## Begin

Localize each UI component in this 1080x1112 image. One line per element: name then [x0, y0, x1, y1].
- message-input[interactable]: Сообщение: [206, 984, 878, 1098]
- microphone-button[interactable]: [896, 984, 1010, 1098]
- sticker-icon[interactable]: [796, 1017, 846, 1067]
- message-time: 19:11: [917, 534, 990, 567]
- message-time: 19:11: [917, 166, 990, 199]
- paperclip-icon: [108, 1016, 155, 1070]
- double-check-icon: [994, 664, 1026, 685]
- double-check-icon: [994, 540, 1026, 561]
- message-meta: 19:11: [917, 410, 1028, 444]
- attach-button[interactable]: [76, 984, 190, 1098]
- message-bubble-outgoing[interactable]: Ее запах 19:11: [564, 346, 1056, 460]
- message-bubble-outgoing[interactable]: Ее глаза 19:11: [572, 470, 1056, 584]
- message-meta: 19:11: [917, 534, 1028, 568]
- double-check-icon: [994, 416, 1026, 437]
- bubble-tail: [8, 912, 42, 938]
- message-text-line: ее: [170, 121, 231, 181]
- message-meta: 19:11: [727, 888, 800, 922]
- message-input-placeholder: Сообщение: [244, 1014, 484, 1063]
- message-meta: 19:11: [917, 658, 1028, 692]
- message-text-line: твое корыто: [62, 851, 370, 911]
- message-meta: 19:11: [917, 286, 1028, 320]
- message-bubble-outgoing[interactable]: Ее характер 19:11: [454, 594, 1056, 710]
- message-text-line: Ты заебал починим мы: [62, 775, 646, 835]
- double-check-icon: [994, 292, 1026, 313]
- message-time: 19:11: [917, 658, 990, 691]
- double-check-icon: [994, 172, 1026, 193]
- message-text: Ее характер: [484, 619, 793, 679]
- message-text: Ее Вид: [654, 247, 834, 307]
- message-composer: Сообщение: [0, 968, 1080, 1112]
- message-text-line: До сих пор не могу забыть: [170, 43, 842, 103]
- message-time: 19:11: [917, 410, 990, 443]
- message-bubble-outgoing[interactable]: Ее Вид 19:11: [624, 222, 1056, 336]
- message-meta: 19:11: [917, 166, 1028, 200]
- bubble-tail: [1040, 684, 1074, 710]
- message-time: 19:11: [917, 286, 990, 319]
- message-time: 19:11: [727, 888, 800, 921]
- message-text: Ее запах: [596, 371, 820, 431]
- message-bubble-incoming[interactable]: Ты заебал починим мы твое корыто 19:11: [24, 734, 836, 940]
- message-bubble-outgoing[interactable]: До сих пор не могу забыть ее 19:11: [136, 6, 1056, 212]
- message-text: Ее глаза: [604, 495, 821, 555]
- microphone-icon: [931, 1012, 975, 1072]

## End

* _WHAT YOU WILL DO_
Write out, word for word, everything from the start of the data down to and including the line that contains "- message-time: 19:11: [917, 166, 990, 199]".

* _FINISHED EXERCISE_
Localize each UI component in this 1080x1112 image. One line per element: name then [x0, y0, x1, y1].
- message-input[interactable]: Сообщение: [206, 984, 878, 1098]
- microphone-button[interactable]: [896, 984, 1010, 1098]
- sticker-icon[interactable]: [796, 1017, 846, 1067]
- message-time: 19:11: [917, 534, 990, 567]
- message-time: 19:11: [917, 166, 990, 199]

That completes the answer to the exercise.